START Input data

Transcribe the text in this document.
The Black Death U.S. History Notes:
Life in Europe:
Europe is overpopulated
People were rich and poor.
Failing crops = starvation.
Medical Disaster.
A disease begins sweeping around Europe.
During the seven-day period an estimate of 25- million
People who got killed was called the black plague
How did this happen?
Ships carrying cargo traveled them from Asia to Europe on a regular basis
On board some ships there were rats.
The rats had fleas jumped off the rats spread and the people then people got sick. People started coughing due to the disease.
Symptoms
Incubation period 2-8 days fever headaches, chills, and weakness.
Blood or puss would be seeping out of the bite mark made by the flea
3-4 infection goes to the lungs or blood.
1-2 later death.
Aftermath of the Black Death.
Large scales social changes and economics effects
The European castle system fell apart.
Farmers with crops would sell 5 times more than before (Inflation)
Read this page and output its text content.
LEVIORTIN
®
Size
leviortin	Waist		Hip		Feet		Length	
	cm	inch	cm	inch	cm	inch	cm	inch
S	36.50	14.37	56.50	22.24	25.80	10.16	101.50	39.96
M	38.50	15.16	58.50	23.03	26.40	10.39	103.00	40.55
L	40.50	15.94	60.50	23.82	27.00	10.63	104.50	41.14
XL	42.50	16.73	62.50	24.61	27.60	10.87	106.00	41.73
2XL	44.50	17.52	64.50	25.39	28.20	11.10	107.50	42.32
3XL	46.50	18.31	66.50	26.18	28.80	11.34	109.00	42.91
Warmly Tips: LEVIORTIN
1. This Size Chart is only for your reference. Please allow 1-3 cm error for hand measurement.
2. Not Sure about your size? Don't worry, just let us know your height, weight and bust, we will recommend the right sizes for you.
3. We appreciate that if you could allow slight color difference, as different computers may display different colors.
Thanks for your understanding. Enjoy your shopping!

END Input data
START Input data

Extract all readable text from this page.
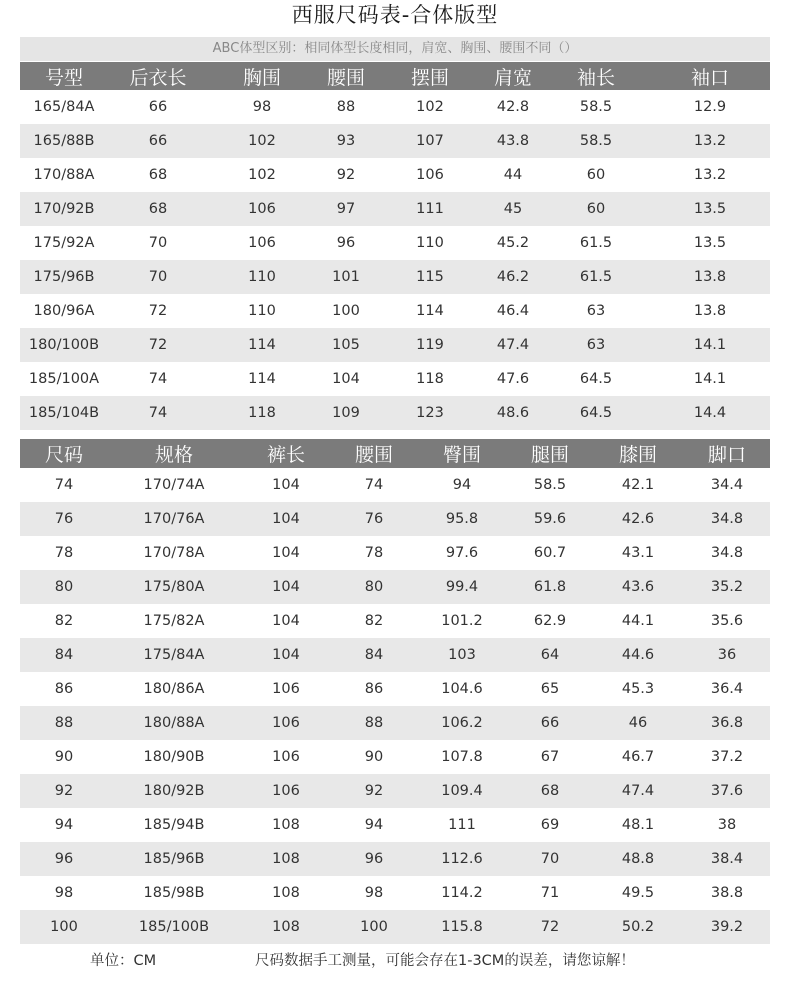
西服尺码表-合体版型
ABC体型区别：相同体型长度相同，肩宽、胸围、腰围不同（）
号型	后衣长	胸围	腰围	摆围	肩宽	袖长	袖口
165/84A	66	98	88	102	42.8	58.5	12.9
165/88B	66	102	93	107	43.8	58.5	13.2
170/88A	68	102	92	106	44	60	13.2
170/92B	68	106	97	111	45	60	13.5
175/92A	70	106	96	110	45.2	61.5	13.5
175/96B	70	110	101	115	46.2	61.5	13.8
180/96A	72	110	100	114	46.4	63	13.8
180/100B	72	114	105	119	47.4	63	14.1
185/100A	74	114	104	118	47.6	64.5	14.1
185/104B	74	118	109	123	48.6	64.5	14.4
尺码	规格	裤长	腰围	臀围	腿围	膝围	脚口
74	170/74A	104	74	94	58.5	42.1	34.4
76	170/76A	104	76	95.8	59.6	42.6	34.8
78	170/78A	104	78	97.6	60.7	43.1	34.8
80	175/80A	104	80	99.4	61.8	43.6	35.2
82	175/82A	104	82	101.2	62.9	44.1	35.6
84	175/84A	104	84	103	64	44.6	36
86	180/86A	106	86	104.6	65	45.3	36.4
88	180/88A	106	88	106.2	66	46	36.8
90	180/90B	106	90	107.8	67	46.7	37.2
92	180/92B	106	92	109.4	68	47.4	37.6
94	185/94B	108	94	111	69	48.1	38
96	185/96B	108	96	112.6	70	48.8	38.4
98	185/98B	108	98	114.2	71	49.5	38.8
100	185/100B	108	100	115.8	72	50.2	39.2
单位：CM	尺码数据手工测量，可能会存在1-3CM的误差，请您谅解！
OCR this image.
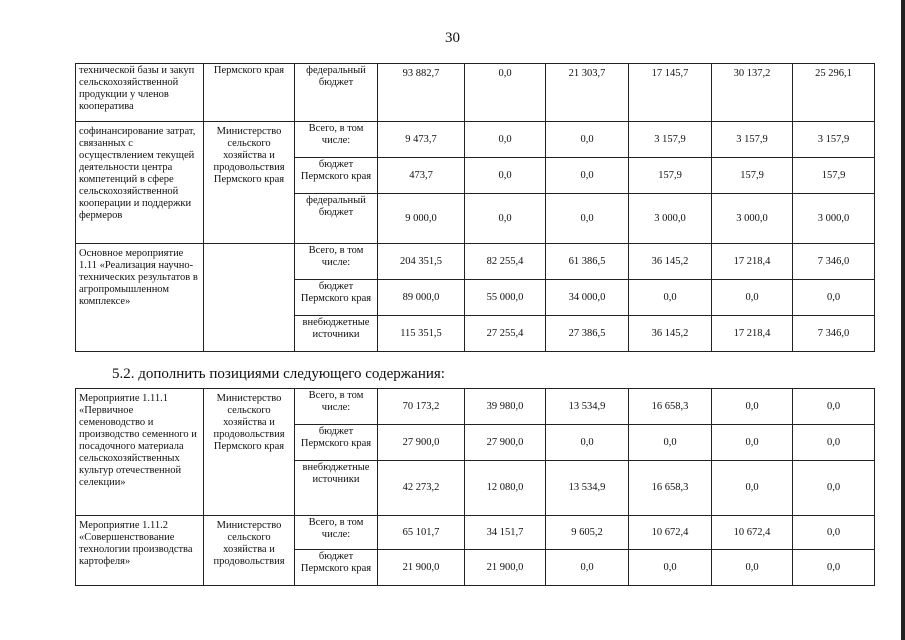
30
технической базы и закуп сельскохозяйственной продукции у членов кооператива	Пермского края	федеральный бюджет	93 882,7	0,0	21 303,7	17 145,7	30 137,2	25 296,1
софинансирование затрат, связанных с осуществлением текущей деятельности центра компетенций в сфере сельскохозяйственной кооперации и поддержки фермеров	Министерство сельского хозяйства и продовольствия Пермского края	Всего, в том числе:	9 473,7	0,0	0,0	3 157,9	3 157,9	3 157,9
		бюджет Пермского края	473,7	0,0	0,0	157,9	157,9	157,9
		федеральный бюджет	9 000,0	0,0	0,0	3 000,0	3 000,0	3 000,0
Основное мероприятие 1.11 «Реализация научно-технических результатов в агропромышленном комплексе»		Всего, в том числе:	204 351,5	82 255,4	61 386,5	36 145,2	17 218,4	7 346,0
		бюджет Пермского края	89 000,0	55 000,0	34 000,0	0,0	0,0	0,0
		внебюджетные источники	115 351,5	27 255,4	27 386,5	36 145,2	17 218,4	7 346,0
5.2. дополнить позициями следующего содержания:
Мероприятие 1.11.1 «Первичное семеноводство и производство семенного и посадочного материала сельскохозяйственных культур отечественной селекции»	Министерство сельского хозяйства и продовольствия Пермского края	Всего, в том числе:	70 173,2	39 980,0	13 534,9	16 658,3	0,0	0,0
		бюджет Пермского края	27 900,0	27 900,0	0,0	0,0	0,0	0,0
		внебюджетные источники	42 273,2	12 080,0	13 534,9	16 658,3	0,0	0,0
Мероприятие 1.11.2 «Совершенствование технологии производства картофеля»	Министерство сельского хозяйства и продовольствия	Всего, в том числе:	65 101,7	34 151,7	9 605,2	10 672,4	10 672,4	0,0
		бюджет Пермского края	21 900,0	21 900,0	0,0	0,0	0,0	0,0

END Input data
START Input data

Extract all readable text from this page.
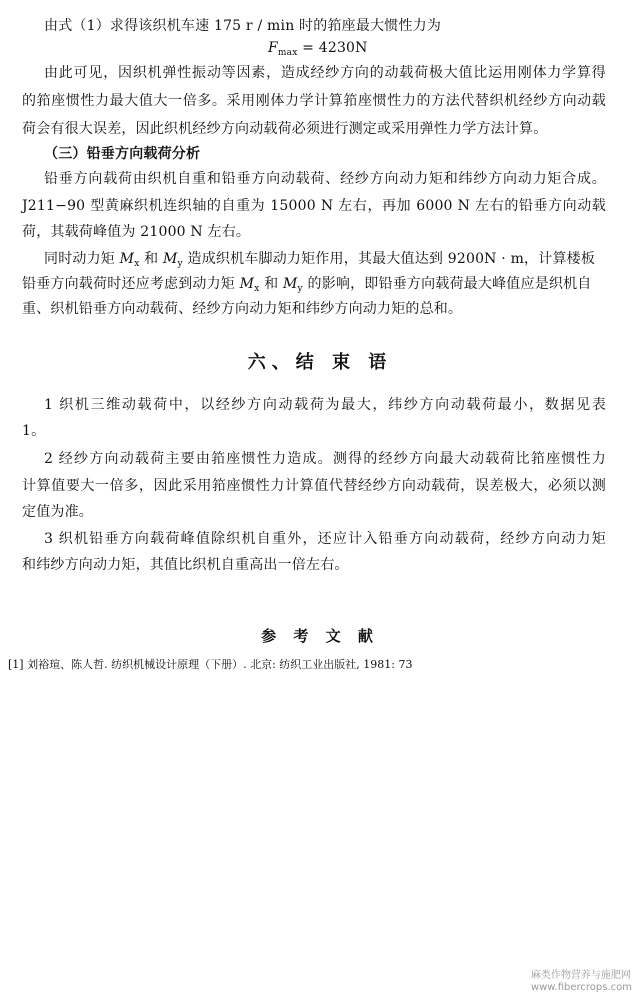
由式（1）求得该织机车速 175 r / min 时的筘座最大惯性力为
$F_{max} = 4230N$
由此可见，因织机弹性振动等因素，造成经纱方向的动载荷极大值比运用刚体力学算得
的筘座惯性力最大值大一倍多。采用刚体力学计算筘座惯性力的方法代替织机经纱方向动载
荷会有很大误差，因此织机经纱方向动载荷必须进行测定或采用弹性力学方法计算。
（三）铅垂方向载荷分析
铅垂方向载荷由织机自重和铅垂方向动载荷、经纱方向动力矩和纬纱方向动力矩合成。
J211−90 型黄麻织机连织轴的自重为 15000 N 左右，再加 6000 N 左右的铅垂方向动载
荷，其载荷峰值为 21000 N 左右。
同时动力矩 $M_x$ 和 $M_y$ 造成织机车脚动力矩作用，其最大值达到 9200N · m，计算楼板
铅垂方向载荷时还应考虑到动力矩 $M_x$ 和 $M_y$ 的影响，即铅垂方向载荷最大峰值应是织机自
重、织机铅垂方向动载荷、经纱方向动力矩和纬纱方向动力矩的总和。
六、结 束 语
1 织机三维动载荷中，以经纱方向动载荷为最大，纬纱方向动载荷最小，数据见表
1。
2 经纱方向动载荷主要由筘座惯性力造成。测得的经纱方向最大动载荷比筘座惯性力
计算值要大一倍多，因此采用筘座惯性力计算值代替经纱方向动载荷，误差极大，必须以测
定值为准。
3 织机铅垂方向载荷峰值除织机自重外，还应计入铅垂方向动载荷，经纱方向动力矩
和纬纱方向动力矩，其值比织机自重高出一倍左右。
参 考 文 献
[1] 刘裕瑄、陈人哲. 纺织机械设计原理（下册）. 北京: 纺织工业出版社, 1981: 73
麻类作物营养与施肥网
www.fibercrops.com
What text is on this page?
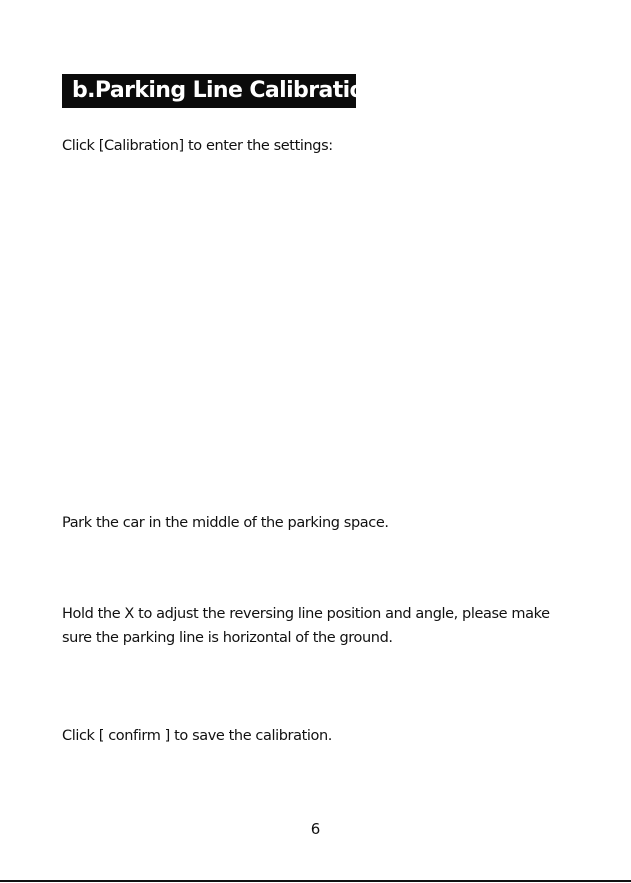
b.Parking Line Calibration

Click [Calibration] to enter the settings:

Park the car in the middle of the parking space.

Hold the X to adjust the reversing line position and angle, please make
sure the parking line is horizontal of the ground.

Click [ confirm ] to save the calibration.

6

END Input data

**Request**
How many of the listing's lines contain "disease"? Respond with a single number and nothing else.

**Solution to the exercise**
2